REQUIRED WORK:
Pictures appear in the records below; write out everything else exactly.

● ● ● ●

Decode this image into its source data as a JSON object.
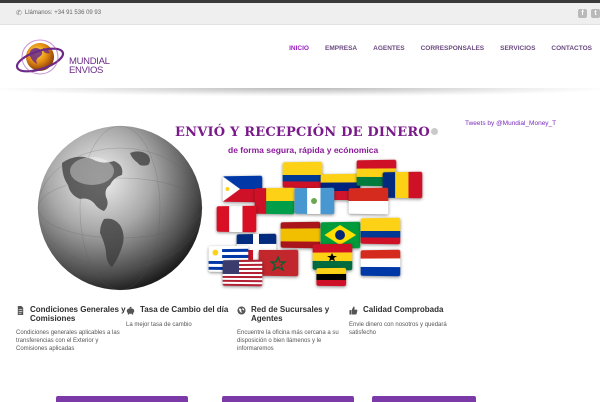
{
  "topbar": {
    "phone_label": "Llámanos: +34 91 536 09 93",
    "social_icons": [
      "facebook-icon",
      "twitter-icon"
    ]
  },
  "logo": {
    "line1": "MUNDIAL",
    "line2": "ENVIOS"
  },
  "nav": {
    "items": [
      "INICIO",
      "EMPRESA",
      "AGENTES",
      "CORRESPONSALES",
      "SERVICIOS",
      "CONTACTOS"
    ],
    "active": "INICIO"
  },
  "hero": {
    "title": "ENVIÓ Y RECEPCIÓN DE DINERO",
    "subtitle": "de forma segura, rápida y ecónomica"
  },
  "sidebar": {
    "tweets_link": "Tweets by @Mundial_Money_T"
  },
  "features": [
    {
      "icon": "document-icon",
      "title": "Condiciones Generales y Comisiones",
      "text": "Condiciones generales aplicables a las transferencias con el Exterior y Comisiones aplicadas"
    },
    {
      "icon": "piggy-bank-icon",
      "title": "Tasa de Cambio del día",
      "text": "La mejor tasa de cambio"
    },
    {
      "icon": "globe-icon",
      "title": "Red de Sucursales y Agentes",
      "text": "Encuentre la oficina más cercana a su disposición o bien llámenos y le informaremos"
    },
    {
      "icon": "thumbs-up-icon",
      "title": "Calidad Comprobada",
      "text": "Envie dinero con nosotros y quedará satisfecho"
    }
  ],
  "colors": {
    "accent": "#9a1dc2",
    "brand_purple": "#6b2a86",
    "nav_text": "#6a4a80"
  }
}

● ● ● ●

RESULT BELOW:
Decode this image into its source data as a JSON object.
{
  "topbar": {
    "phone_label": "Llámanos: +34 91 536 09 93",
    "social_icons": [
      "facebook-icon",
      "twitter-icon"
    ]
  },
  "logo": {
    "line1": "MUNDIAL",
    "line2": "ENVIOS"
  },
  "nav": {
    "items": [
      "INICIO",
      "EMPRESA",
      "AGENTES",
      "CORRESPONSALES",
      "SERVICIOS",
      "CONTACTOS"
    ],
    "active": "INICIO"
  },
  "hero": {
    "title": "ENVIÓ Y RECEPCIÓN DE DINERO",
    "subtitle": "de forma segura, rápida y ecónomica"
  },
  "sidebar": {
    "tweets_link": "Tweets by @Mundial_Money_T"
  },
  "features": [
    {
      "icon": "document-icon",
      "title": "Condiciones Generales y Comisiones",
      "text": "Condiciones generales aplicables a las transferencias con el Exterior y Comisiones aplicadas"
    },
    {
      "icon": "piggy-bank-icon",
      "title": "Tasa de Cambio del día",
      "text": "La mejor tasa de cambio"
    },
    {
      "icon": "globe-icon",
      "title": "Red de Sucursales y Agentes",
      "text": "Encuentre la oficina más cercana a su disposición o bien llámenos y le informaremos"
    },
    {
      "icon": "thumbs-up-icon",
      "title": "Calidad Comprobada",
      "text": "Envie dinero con nosotros y quedará satisfecho"
    }
  ],
  "colors": {
    "accent": "#9a1dc2",
    "brand_purple": "#6b2a86",
    "nav_text": "#6a4a80"
  }
}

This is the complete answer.